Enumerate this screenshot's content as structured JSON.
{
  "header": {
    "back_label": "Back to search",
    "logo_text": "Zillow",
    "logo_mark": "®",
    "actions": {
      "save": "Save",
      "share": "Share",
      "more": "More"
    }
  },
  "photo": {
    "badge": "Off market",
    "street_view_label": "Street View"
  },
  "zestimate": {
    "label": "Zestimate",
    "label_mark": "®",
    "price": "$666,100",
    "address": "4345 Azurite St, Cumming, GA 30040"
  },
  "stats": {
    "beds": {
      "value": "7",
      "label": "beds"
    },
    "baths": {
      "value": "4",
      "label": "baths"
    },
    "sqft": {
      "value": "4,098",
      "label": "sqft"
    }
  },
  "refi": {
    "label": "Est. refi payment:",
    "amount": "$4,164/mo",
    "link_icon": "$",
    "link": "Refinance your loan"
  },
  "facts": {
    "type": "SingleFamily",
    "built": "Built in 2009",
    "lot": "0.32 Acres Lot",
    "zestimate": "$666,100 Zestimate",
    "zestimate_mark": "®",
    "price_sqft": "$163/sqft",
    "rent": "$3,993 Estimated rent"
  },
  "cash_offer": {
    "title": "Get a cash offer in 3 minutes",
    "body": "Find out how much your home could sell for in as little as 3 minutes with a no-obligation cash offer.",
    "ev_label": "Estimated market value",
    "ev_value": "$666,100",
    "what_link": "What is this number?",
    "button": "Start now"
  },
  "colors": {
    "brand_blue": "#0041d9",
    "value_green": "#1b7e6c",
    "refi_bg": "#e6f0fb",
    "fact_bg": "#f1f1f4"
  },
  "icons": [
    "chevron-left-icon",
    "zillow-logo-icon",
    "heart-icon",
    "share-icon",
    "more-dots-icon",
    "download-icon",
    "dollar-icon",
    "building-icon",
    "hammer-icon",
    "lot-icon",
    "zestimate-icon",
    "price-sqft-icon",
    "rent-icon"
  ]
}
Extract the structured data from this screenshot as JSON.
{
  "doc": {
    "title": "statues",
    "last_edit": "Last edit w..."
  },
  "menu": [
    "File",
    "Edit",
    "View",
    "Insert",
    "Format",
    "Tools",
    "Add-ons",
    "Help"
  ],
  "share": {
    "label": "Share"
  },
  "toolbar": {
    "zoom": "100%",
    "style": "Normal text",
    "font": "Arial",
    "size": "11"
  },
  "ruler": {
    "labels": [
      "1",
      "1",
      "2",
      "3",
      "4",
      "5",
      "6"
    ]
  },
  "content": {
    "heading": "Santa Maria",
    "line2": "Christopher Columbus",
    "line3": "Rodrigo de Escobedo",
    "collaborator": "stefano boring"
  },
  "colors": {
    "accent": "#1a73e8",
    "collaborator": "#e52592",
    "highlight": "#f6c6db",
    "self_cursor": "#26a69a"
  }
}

What you are asked to do:
Write out the data exactly as it stands.

Solution for this problem:
Enumerate this screenshot's content as structured JSON.
{
  "header": {
    "back_label": "Back to search",
    "logo_text": "Zillow",
    "logo_mark": "®",
    "actions": {
      "save": "Save",
      "share": "Share",
      "more": "More"
    }
  },
  "photo": {
    "badge": "Off market",
    "street_view_label": "Street View"
  },
  "zestimate": {
    "label": "Zestimate",
    "label_mark": "®",
    "price": "$666,100",
    "address": "4345 Azurite St, Cumming, GA 30040"
  },
  "stats": {
    "beds": {
      "value": "7",
      "label": "beds"
    },
    "baths": {
      "value": "4",
      "label": "baths"
    },
    "sqft": {
      "value": "4,098",
      "label": "sqft"
    }
  },
  "refi": {
    "label": "Est. refi payment:",
    "amount": "$4,164/mo",
    "link_icon": "$",
    "link": "Refinance your loan"
  },
  "facts": {
    "type": "SingleFamily",
    "built": "Built in 2009",
    "lot": "0.32 Acres Lot",
    "zestimate": "$666,100 Zestimate",
    "zestimate_mark": "®",
    "price_sqft": "$163/sqft",
    "rent": "$3,993 Estimated rent"
  },
  "cash_offer": {
    "title": "Get a cash offer in 3 minutes",
    "body": "Find out how much your home could sell for in as little as 3 minutes with a no-obligation cash offer.",
    "ev_label": "Estimated market value",
    "ev_value": "$666,100",
    "what_link": "What is this number?",
    "button": "Start now"
  },
  "colors": {
    "brand_blue": "#0041d9",
    "value_green": "#1b7e6c",
    "refi_bg": "#e6f0fb",
    "fact_bg": "#f1f1f4"
  },
  "icons": [
    "chevron-left-icon",
    "zillow-logo-icon",
    "heart-icon",
    "share-icon",
    "more-dots-icon",
    "download-icon",
    "dollar-icon",
    "building-icon",
    "hammer-icon",
    "lot-icon",
    "zestimate-icon",
    "price-sqft-icon",
    "rent-icon"
  ]
}
Extract the structured data from this screenshot as JSON.
{
  "doc": {
    "title": "statues",
    "last_edit": "Last edit w..."
  },
  "menu": [
    "File",
    "Edit",
    "View",
    "Insert",
    "Format",
    "Tools",
    "Add-ons",
    "Help"
  ],
  "share": {
    "label": "Share"
  },
  "toolbar": {
    "zoom": "100%",
    "style": "Normal text",
    "font": "Arial",
    "size": "11"
  },
  "ruler": {
    "labels": [
      "1",
      "1",
      "2",
      "3",
      "4",
      "5",
      "6"
    ]
  },
  "content": {
    "heading": "Santa Maria",
    "line2": "Christopher Columbus",
    "line3": "Rodrigo de Escobedo",
    "collaborator": "stefano boring"
  },
  "colors": {
    "accent": "#1a73e8",
    "collaborator": "#e52592",
    "highlight": "#f6c6db",
    "self_cursor": "#26a69a"
  }
}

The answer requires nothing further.